Do this: Can you write out the data below again with every "current-annotation" replaced by "amperage-annotation", changing nothing else and omitting the pictures?

[Region and label listings]
╭──
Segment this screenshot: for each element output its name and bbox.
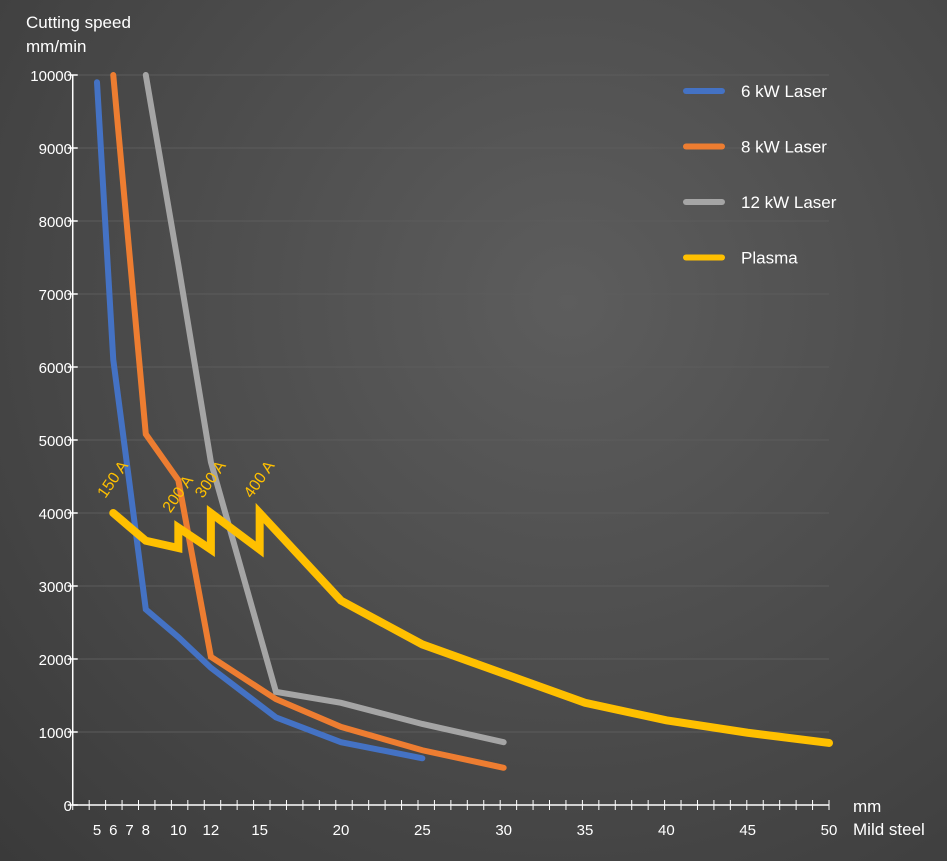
y-tick-label: 7000	[39, 287, 72, 304]
y-tick-label: 3000	[39, 579, 72, 596]
y-tick-label: 1000	[39, 725, 72, 742]
x-tick-label: 45	[739, 822, 756, 839]
y-tick-label: 5000	[39, 433, 72, 450]
y-tick-label: 9000	[39, 141, 72, 158]
legend: 6 kW Laser 8 kW Laser 12 kW Laser Plasma	[683, 82, 837, 268]
x-tick-label: 12	[203, 822, 220, 839]
x-tick-label: 25	[414, 822, 431, 839]
legend-label: 8 kW Laser	[741, 138, 827, 157]
legend-label: Plasma	[741, 249, 798, 268]
x-axis-unit: mm	[853, 797, 881, 816]
x-tick-label: 6	[109, 822, 117, 839]
series-line-2	[142, 72, 507, 746]
axes: 0 1000 2000 3000 4000 5000 6000 7000 8000 9000 100…	[30, 68, 837, 839]
x-axis-label: Mild steel	[853, 820, 925, 839]
series-line-1	[110, 72, 507, 771]
series-line-3	[109, 502, 833, 747]
current-annotation: 300 A	[192, 458, 230, 502]
x-tick-label: 10	[170, 822, 187, 839]
x-tick-label: 20	[333, 822, 350, 839]
series-line-0	[94, 79, 426, 762]
x-tick-label: 7	[125, 822, 133, 839]
y-tick-label: 8000	[39, 214, 72, 231]
current-annotation: 400 A	[241, 458, 279, 502]
x-tick-label: 50	[821, 822, 838, 839]
current-annotation: 200 A	[160, 472, 198, 516]
gridlines	[72, 74, 829, 733]
x-tick-label: 8	[142, 822, 150, 839]
y-tick-label: 6000	[39, 360, 72, 377]
legend-label: 6 kW Laser	[741, 82, 827, 101]
y-axis-label-line2: mm/min	[26, 37, 86, 56]
y-tick-label: 0	[64, 798, 72, 815]
legend-label: 12 kW Laser	[741, 193, 837, 212]
y-tick-label: 4000	[39, 506, 72, 523]
x-tick-label: 35	[577, 822, 594, 839]
y-axis-label-line1: Cutting speed	[26, 13, 131, 32]
x-tick-label: 40	[658, 822, 675, 839]
series-lines	[94, 72, 833, 771]
x-tick-label: 5	[93, 822, 101, 839]
y-tick-label: 10000	[30, 68, 72, 85]
x-tick-label: 15	[251, 822, 268, 839]
y-tick-label: 2000	[39, 652, 72, 669]
x-tick-label: 30	[495, 822, 512, 839]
╰──
Reply:
Segment this screenshot: for each element output its name and bbox.
y-tick-label: 7000	[39, 287, 72, 304]
y-tick-label: 3000	[39, 579, 72, 596]
y-tick-label: 1000	[39, 725, 72, 742]
x-tick-label: 45	[739, 822, 756, 839]
y-tick-label: 5000	[39, 433, 72, 450]
y-tick-label: 9000	[39, 141, 72, 158]
legend: 6 kW Laser 8 kW Laser 12 kW Laser Plasma	[683, 82, 837, 268]
x-tick-label: 12	[203, 822, 220, 839]
x-tick-label: 25	[414, 822, 431, 839]
legend-label: 8 kW Laser	[741, 138, 827, 157]
legend-label: Plasma	[741, 249, 798, 268]
x-axis-unit: mm	[853, 797, 881, 816]
x-tick-label: 6	[109, 822, 117, 839]
series-line-2	[142, 72, 507, 746]
axes: 0 1000 2000 3000 4000 5000 6000 7000 8000 9000 100…	[30, 68, 837, 839]
x-axis-label: Mild steel	[853, 820, 925, 839]
series-line-1	[110, 72, 507, 771]
series-line-3	[109, 502, 833, 747]
amperage-annotation: 300 A	[192, 458, 230, 502]
x-tick-label: 10	[170, 822, 187, 839]
x-tick-label: 20	[333, 822, 350, 839]
series-line-0	[94, 79, 426, 762]
x-tick-label: 7	[125, 822, 133, 839]
y-tick-label: 8000	[39, 214, 72, 231]
amperage-annotation: 400 A	[241, 458, 279, 502]
x-tick-label: 50	[821, 822, 838, 839]
amperage-annotation: 200 A	[160, 472, 198, 516]
gridlines	[72, 74, 829, 733]
x-tick-label: 8	[142, 822, 150, 839]
y-tick-label: 6000	[39, 360, 72, 377]
legend-label: 6 kW Laser	[741, 82, 827, 101]
y-axis-label-line2: mm/min	[26, 37, 86, 56]
y-tick-label: 0	[64, 798, 72, 815]
legend-label: 12 kW Laser	[741, 193, 837, 212]
y-tick-label: 4000	[39, 506, 72, 523]
x-tick-label: 35	[577, 822, 594, 839]
y-axis-label-line1: Cutting speed	[26, 13, 131, 32]
x-tick-label: 40	[658, 822, 675, 839]
series-lines	[94, 72, 833, 771]
x-tick-label: 5	[93, 822, 101, 839]
y-tick-label: 10000	[30, 68, 72, 85]
x-tick-label: 15	[251, 822, 268, 839]
y-tick-label: 2000	[39, 652, 72, 669]
x-tick-label: 30	[495, 822, 512, 839]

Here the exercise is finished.